> [TASK GOAL]: Write the listing below out again exactly, dropping the images.
:: ENTRIES SHOWN ::
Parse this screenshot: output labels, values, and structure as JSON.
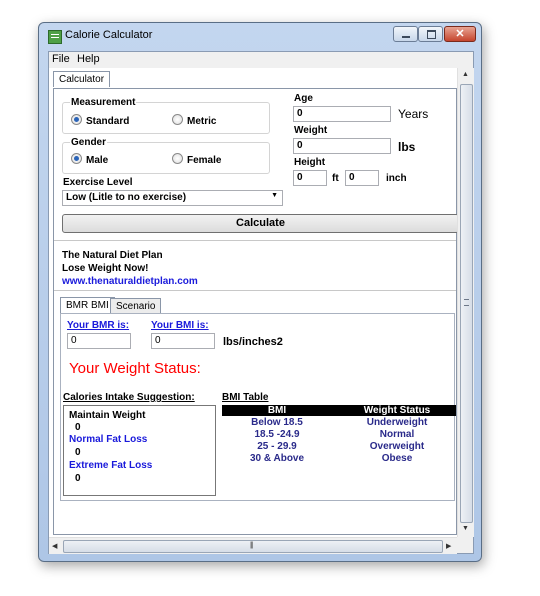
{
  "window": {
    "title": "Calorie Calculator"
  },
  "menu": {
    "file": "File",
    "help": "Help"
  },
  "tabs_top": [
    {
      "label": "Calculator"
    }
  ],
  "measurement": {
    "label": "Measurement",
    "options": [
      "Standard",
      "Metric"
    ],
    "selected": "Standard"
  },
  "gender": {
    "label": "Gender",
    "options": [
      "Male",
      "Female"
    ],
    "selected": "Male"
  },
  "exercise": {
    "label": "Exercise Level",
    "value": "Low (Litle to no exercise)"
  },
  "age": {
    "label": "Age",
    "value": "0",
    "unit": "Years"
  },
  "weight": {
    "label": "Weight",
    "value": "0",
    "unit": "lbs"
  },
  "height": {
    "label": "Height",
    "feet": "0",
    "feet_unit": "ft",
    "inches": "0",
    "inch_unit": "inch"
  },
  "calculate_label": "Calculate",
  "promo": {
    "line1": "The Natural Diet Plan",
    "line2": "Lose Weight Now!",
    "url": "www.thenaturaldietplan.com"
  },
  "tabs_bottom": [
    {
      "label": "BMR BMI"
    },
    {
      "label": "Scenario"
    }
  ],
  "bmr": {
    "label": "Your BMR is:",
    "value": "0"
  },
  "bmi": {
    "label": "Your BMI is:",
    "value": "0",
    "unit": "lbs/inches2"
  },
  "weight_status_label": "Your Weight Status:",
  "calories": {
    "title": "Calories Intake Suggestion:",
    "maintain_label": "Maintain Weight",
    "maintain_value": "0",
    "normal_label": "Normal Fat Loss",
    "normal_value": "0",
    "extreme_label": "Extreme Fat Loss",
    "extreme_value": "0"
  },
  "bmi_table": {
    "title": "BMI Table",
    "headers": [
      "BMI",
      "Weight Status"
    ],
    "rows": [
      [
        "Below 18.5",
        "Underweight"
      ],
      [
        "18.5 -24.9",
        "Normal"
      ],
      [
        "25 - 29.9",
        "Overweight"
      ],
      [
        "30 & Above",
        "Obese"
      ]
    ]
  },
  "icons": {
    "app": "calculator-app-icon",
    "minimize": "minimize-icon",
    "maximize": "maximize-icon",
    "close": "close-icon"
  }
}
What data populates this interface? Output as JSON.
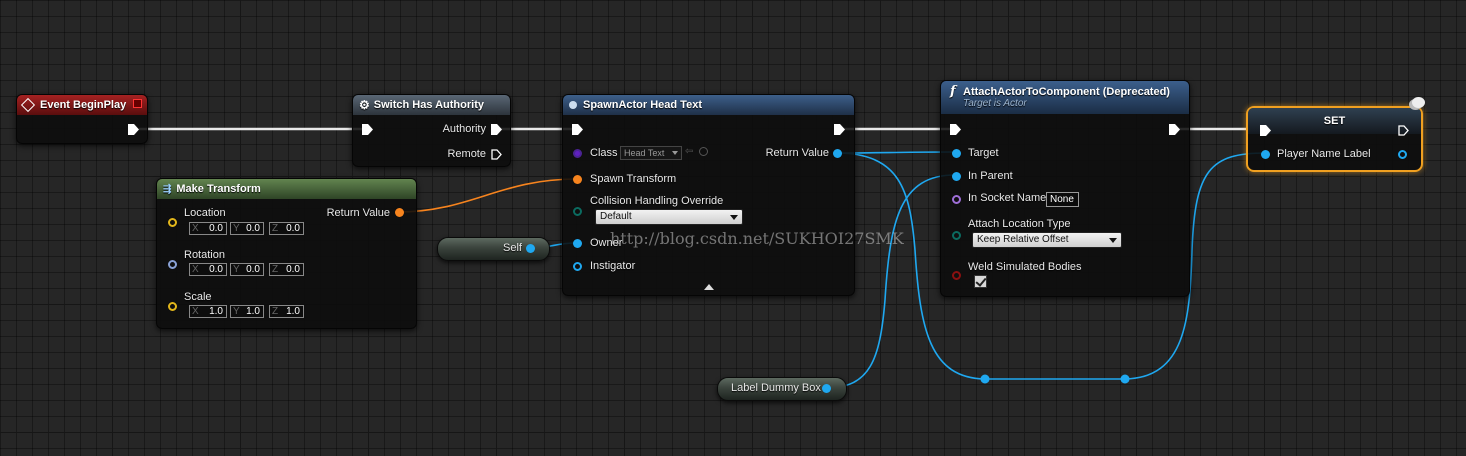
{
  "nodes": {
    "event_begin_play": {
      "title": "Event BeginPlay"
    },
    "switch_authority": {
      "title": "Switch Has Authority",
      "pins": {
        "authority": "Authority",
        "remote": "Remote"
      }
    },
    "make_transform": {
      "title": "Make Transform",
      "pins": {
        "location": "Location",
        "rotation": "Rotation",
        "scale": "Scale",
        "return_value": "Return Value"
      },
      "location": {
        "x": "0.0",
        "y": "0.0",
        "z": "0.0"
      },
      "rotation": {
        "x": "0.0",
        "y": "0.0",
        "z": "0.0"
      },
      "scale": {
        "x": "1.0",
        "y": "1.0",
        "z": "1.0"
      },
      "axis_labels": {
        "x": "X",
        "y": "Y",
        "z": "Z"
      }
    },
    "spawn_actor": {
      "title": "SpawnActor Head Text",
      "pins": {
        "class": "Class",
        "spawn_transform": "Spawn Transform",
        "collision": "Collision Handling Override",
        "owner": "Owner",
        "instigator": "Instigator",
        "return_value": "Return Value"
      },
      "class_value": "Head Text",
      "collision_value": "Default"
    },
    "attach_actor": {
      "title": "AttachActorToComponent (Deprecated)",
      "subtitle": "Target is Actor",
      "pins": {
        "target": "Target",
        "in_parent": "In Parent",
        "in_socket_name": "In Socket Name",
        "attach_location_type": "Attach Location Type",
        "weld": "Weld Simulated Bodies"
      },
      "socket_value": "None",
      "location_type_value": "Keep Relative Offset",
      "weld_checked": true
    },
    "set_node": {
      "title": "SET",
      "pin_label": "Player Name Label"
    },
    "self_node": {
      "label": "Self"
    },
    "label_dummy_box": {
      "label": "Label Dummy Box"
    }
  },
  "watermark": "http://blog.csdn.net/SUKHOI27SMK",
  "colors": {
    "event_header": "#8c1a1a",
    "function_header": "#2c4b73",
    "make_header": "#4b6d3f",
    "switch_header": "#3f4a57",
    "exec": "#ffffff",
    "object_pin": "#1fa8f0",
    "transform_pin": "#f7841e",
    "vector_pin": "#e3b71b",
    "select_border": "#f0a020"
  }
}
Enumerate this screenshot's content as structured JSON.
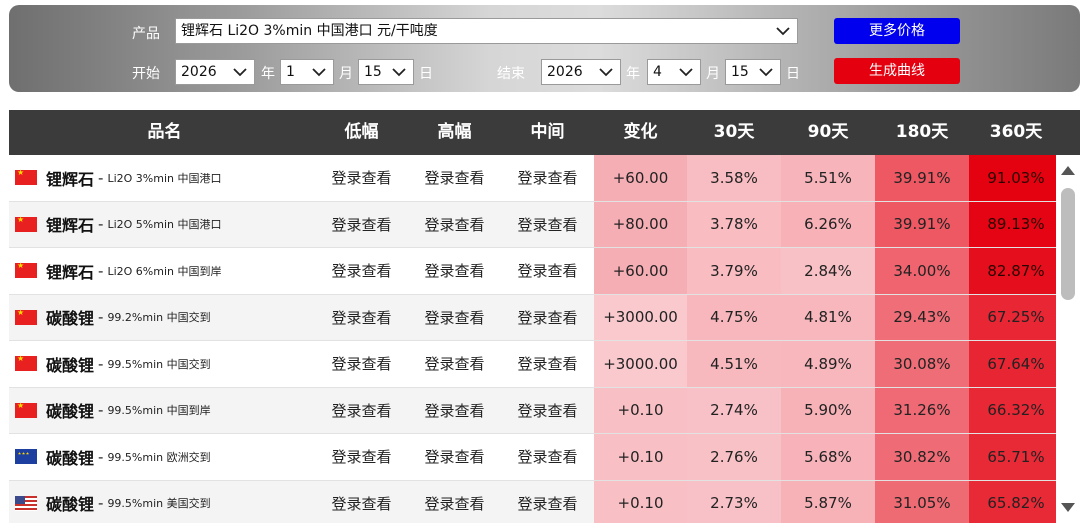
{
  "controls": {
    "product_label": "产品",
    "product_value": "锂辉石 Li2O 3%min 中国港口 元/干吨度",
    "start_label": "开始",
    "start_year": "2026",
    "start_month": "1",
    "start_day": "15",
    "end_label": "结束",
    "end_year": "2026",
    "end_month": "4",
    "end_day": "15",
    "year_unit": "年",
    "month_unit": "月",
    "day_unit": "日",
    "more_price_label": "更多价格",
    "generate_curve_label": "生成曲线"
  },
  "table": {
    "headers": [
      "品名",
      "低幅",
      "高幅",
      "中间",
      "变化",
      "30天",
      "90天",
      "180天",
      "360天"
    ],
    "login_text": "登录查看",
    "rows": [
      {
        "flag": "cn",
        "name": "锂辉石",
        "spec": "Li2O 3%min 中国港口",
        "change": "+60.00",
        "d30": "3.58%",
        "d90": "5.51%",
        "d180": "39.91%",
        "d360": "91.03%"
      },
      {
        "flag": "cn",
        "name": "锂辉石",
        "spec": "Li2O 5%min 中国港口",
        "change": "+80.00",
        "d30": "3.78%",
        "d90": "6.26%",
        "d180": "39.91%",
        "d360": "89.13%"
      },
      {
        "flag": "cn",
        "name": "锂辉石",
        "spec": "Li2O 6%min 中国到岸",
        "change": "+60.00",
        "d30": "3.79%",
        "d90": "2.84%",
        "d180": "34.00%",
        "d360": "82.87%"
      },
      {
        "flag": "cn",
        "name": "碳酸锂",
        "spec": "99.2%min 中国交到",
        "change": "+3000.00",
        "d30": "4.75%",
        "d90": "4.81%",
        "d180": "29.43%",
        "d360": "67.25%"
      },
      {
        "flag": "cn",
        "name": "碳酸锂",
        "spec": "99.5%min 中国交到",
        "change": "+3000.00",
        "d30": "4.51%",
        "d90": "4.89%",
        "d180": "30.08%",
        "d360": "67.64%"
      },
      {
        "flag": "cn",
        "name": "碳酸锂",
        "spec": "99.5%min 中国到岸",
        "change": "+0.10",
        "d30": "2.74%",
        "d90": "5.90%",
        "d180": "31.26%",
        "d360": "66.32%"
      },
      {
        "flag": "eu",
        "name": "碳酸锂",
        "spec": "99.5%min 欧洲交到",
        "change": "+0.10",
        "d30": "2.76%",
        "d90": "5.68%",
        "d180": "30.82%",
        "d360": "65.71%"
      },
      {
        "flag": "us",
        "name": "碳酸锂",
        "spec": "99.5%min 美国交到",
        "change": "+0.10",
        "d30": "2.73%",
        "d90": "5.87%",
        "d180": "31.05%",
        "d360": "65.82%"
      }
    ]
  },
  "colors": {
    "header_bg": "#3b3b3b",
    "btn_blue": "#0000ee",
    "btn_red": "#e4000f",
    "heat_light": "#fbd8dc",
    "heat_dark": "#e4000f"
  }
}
:::
> [RESULT OF THIS TASK]:
Parse this screenshot: output labels, values, and structure as JSON.
{
  "window": {
    "title": "Calorie Calculator"
  },
  "menu": {
    "file": "File",
    "help": "Help"
  },
  "tabs_top": [
    {
      "label": "Calculator"
    }
  ],
  "measurement": {
    "label": "Measurement",
    "options": [
      "Standard",
      "Metric"
    ],
    "selected": "Standard"
  },
  "gender": {
    "label": "Gender",
    "options": [
      "Male",
      "Female"
    ],
    "selected": "Male"
  },
  "exercise": {
    "label": "Exercise Level",
    "value": "Low (Litle to no exercise)"
  },
  "age": {
    "label": "Age",
    "value": "0",
    "unit": "Years"
  },
  "weight": {
    "label": "Weight",
    "value": "0",
    "unit": "lbs"
  },
  "height": {
    "label": "Height",
    "feet": "0",
    "feet_unit": "ft",
    "inches": "0",
    "inch_unit": "inch"
  },
  "calculate_label": "Calculate",
  "promo": {
    "line1": "The Natural Diet Plan",
    "line2": "Lose Weight Now!",
    "url": "www.thenaturaldietplan.com"
  },
  "tabs_bottom": [
    {
      "label": "BMR BMI"
    },
    {
      "label": "Scenario"
    }
  ],
  "bmr": {
    "label": "Your BMR is:",
    "value": "0"
  },
  "bmi": {
    "label": "Your BMI is:",
    "value": "0",
    "unit": "lbs/inches2"
  },
  "weight_status_label": "Your Weight Status:",
  "calories": {
    "title": "Calories Intake Suggestion:",
    "maintain_label": "Maintain Weight",
    "maintain_value": "0",
    "normal_label": "Normal Fat Loss",
    "normal_value": "0",
    "extreme_label": "Extreme Fat Loss",
    "extreme_value": "0"
  },
  "bmi_table": {
    "title": "BMI Table",
    "headers": [
      "BMI",
      "Weight Status"
    ],
    "rows": [
      [
        "Below 18.5",
        "Underweight"
      ],
      [
        "18.5 -24.9",
        "Normal"
      ],
      [
        "25 - 29.9",
        "Overweight"
      ],
      [
        "30 & Above",
        "Obese"
      ]
    ]
  },
  "icons": {
    "app": "calculator-app-icon",
    "minimize": "minimize-icon",
    "maximize": "maximize-icon",
    "close": "close-icon"
  }
}
What data populates this interface? Output as JSON.
{
  "nodes": {
    "event_begin_play": {
      "title": "Event BeginPlay"
    },
    "switch_authority": {
      "title": "Switch Has Authority",
      "pins": {
        "authority": "Authority",
        "remote": "Remote"
      }
    },
    "make_transform": {
      "title": "Make Transform",
      "pins": {
        "location": "Location",
        "rotation": "Rotation",
        "scale": "Scale",
        "return_value": "Return Value"
      },
      "location": {
        "x": "0.0",
        "y": "0.0",
        "z": "0.0"
      },
      "rotation": {
        "x": "0.0",
        "y": "0.0",
        "z": "0.0"
      },
      "scale": {
        "x": "1.0",
        "y": "1.0",
        "z": "1.0"
      },
      "axis_labels": {
        "x": "X",
        "y": "Y",
        "z": "Z"
      }
    },
    "spawn_actor": {
      "title": "SpawnActor Head Text",
      "pins": {
        "class": "Class",
        "spawn_transform": "Spawn Transform",
        "collision": "Collision Handling Override",
        "owner": "Owner",
        "instigator": "Instigator",
        "return_value": "Return Value"
      },
      "class_value": "Head Text",
      "collision_value": "Default"
    },
    "attach_actor": {
      "title": "AttachActorToComponent (Deprecated)",
      "subtitle": "Target is Actor",
      "pins": {
        "target": "Target",
        "in_parent": "In Parent",
        "in_socket_name": "In Socket Name",
        "attach_location_type": "Attach Location Type",
        "weld": "Weld Simulated Bodies"
      },
      "socket_value": "None",
      "location_type_value": "Keep Relative Offset",
      "weld_checked": true
    },
    "set_node": {
      "title": "SET",
      "pin_label": "Player Name Label"
    },
    "self_node": {
      "label": "Self"
    },
    "label_dummy_box": {
      "label": "Label Dummy Box"
    }
  },
  "watermark": "http://blog.csdn.net/SUKHOI27SMK",
  "colors": {
    "event_header": "#8c1a1a",
    "function_header": "#2c4b73",
    "make_header": "#4b6d3f",
    "switch_header": "#3f4a57",
    "exec": "#ffffff",
    "object_pin": "#1fa8f0",
    "transform_pin": "#f7841e",
    "vector_pin": "#e3b71b",
    "select_border": "#f0a020"
  }
}
Enumerate this screenshot's content as structured JSON.
{
  "controls": {
    "product_label": "产品",
    "product_value": "锂辉石 Li2O 3%min 中国港口 元/干吨度",
    "start_label": "开始",
    "start_year": "2026",
    "start_month": "1",
    "start_day": "15",
    "end_label": "结束",
    "end_year": "2026",
    "end_month": "4",
    "end_day": "15",
    "year_unit": "年",
    "month_unit": "月",
    "day_unit": "日",
    "more_price_label": "更多价格",
    "generate_curve_label": "生成曲线"
  },
  "table": {
    "headers": [
      "品名",
      "低幅",
      "高幅",
      "中间",
      "变化",
      "30天",
      "90天",
      "180天",
      "360天"
    ],
    "login_text": "登录查看",
    "rows": [
      {
        "flag": "cn",
        "name": "锂辉石",
        "spec": "Li2O 3%min 中国港口",
        "change": "+60.00",
        "d30": "3.58%",
        "d90": "5.51%",
        "d180": "39.91%",
        "d360": "91.03%"
      },
      {
        "flag": "cn",
        "name": "锂辉石",
        "spec": "Li2O 5%min 中国港口",
        "change": "+80.00",
        "d30": "3.78%",
        "d90": "6.26%",
        "d180": "39.91%",
        "d360": "89.13%"
      },
      {
        "flag": "cn",
        "name": "锂辉石",
        "spec": "Li2O 6%min 中国到岸",
        "change": "+60.00",
        "d30": "3.79%",
        "d90": "2.84%",
        "d180": "34.00%",
        "d360": "82.87%"
      },
      {
        "flag": "cn",
        "name": "碳酸锂",
        "spec": "99.2%min 中国交到",
        "change": "+3000.00",
        "d30": "4.75%",
        "d90": "4.81%",
        "d180": "29.43%",
        "d360": "67.25%"
      },
      {
        "flag": "cn",
        "name": "碳酸锂",
        "spec": "99.5%min 中国交到",
        "change": "+3000.00",
        "d30": "4.51%",
        "d90": "4.89%",
        "d180": "30.08%",
        "d360": "67.64%"
      },
      {
        "flag": "cn",
        "name": "碳酸锂",
        "spec": "99.5%min 中国到岸",
        "change": "+0.10",
        "d30": "2.74%",
        "d90": "5.90%",
        "d180": "31.26%",
        "d360": "66.32%"
      },
      {
        "flag": "eu",
        "name": "碳酸锂",
        "spec": "99.5%min 欧洲交到",
        "change": "+0.10",
        "d30": "2.76%",
        "d90": "5.68%",
        "d180": "30.82%",
        "d360": "65.71%"
      },
      {
        "flag": "us",
        "name": "碳酸锂",
        "spec": "99.5%min 美国交到",
        "change": "+0.10",
        "d30": "2.73%",
        "d90": "5.87%",
        "d180": "31.05%",
        "d360": "65.82%"
      }
    ]
  },
  "colors": {
    "header_bg": "#3b3b3b",
    "btn_blue": "#0000ee",
    "btn_red": "#e4000f",
    "heat_light": "#fbd8dc",
    "heat_dark": "#e4000f"
  }
}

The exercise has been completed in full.